▶ **DATA ENTRIES**
——

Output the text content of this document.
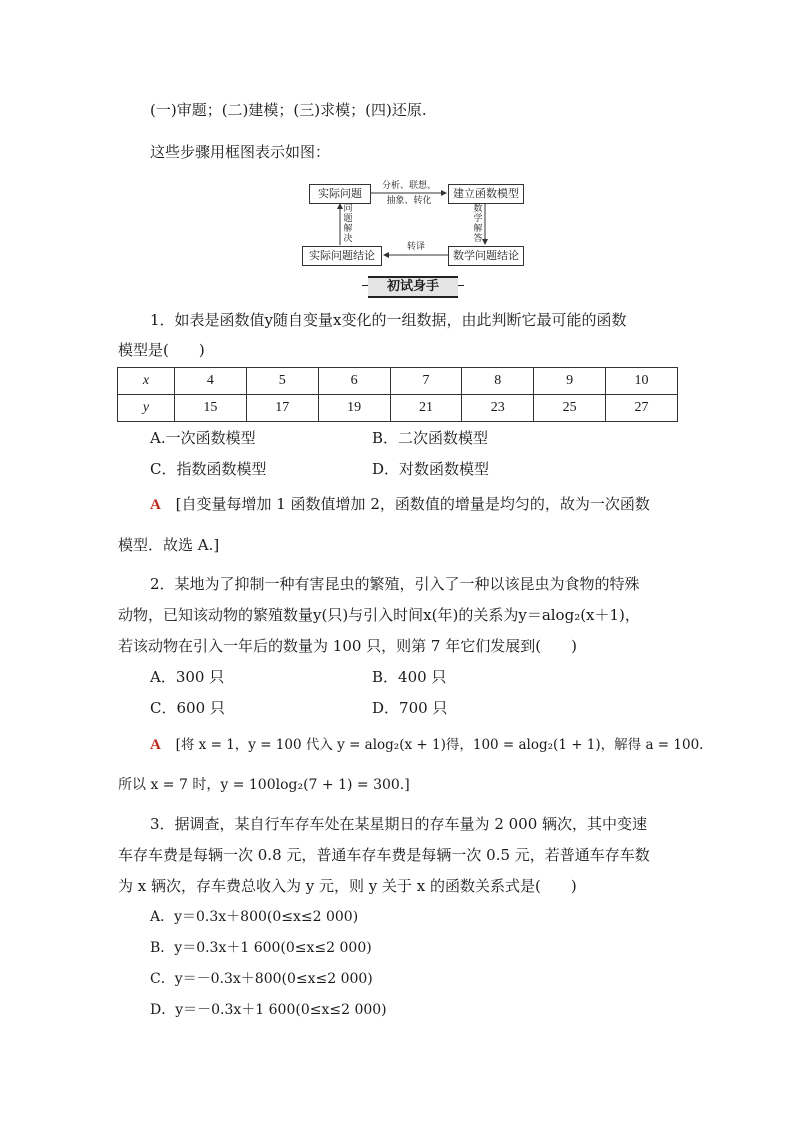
(一)审题；(二)建模；(三)求模；(四)还原.
这些步骤用框图表示如图：
实际问题	建立函数模型
实际问题结论	数学问题结论
分析、联想、
抽象、转化
数学解答
转译
问题解决
初试身手
1．如表是函数值y随自变量x变化的一组数据，由此判断它最可能的函数
模型是(　　)
x	4	5	6	7	8	9	10
y	15	17	19	21	23	25	27
A.一次函数模型	B．二次函数模型
C．指数函数模型	D．对数函数模型
A [自变量每增加 1 函数值增加 2，函数值的增量是均匀的，故为一次函数
模型．故选 A.]
2．某地为了抑制一种有害昆虫的繁殖，引入了一种以该昆虫为食物的特殊
动物，已知该动物的繁殖数量y(只)与引入时间x(年)的关系为y＝alog₂(x＋1)，
若该动物在引入一年后的数量为 100 只，则第 7 年它们发展到(　　)
A．300 只	B．400 只
C．600 只	D．700 只
A [将 x = 1，y = 100 代入 y = alog₂(x + 1)得，100 = alog₂(1 + 1)，解得 a = 100.
所以 x = 7 时，y = 100log₂(7 + 1) = 300.]
3．据调查，某自行车存车处在某星期日的存车量为 2 000 辆次，其中变速
车存车费是每辆一次 0.8 元，普通车存车费是每辆一次 0.5 元，若普通车存车数
为 x 辆次，存车费总收入为 y 元，则 y 关于 x 的函数关系式是(　　)
A．y＝0.3x＋800(0≤x≤2 000)
B．y＝0.3x＋1 600(0≤x≤2 000)
C．y＝－0.3x＋800(0≤x≤2 000)
D．y＝－0.3x＋1 600(0≤x≤2 000)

——

Copy every record above exactly as written, but leave out the pictures.

Output the text content of this document.
(一)审题；(二)建模；(三)求模；(四)还原.
这些步骤用框图表示如图：
实际问题	建立函数模型
实际问题结论	数学问题结论
分析、联想、
抽象、转化
数学解答
转译
问题解决
初试身手
1．如表是函数值y随自变量x变化的一组数据，由此判断它最可能的函数
模型是(　　)
x	4	5	6	7	8	9	10
y	15	17	19	21	23	25	27
A.一次函数模型	B．二次函数模型
C．指数函数模型	D．对数函数模型
A [自变量每增加 1 函数值增加 2，函数值的增量是均匀的，故为一次函数
模型．故选 A.]
2．某地为了抑制一种有害昆虫的繁殖，引入了一种以该昆虫为食物的特殊
动物，已知该动物的繁殖数量y(只)与引入时间x(年)的关系为y＝alog₂(x＋1)，
若该动物在引入一年后的数量为 100 只，则第 7 年它们发展到(　　)
A．300 只	B．400 只
C．600 只	D．700 只
A [将 x = 1，y = 100 代入 y = alog₂(x + 1)得，100 = alog₂(1 + 1)，解得 a = 100.
所以 x = 7 时，y = 100log₂(7 + 1) = 300.]
3．据调查，某自行车存车处在某星期日的存车量为 2 000 辆次，其中变速
车存车费是每辆一次 0.8 元，普通车存车费是每辆一次 0.5 元，若普通车存车数
为 x 辆次，存车费总收入为 y 元，则 y 关于 x 的函数关系式是(　　)
A．y＝0.3x＋800(0≤x≤2 000)
B．y＝0.3x＋1 600(0≤x≤2 000)
C．y＝－0.3x＋800(0≤x≤2 000)
D．y＝－0.3x＋1 600(0≤x≤2 000)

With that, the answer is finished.